**DATASET ROWS**
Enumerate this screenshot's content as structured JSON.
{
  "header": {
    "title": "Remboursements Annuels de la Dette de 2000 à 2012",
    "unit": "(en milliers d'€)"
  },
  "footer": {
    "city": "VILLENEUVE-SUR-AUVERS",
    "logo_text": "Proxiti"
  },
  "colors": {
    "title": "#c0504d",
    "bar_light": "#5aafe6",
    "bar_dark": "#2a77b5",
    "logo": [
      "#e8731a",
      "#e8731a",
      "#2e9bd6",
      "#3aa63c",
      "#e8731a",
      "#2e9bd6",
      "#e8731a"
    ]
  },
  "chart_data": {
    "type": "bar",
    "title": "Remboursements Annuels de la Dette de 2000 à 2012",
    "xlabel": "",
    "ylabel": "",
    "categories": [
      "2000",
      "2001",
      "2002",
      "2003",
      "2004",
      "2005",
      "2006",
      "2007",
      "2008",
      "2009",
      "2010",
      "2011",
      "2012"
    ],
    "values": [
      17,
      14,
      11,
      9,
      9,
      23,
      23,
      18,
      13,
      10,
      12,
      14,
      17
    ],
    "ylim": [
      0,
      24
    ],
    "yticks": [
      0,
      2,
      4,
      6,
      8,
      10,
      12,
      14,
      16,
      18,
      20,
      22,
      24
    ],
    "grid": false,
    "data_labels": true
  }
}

**YOUR TASK**
Copy all the entries verbatim.

**WRITTEN SOLUTION**
Enumerate this screenshot's content as structured JSON.
{
  "header": {
    "title": "Remboursements Annuels de la Dette de 2000 à 2012",
    "unit": "(en milliers d'€)"
  },
  "footer": {
    "city": "VILLENEUVE-SUR-AUVERS",
    "logo_text": "Proxiti"
  },
  "colors": {
    "title": "#c0504d",
    "bar_light": "#5aafe6",
    "bar_dark": "#2a77b5",
    "logo": [
      "#e8731a",
      "#e8731a",
      "#2e9bd6",
      "#3aa63c",
      "#e8731a",
      "#2e9bd6",
      "#e8731a"
    ]
  },
  "chart_data": {
    "type": "bar",
    "title": "Remboursements Annuels de la Dette de 2000 à 2012",
    "xlabel": "",
    "ylabel": "",
    "categories": [
      "2000",
      "2001",
      "2002",
      "2003",
      "2004",
      "2005",
      "2006",
      "2007",
      "2008",
      "2009",
      "2010",
      "2011",
      "2012"
    ],
    "values": [
      17,
      14,
      11,
      9,
      9,
      23,
      23,
      18,
      13,
      10,
      12,
      14,
      17
    ],
    "ylim": [
      0,
      24
    ],
    "yticks": [
      0,
      2,
      4,
      6,
      8,
      10,
      12,
      14,
      16,
      18,
      20,
      22,
      24
    ],
    "grid": false,
    "data_labels": true
  }
}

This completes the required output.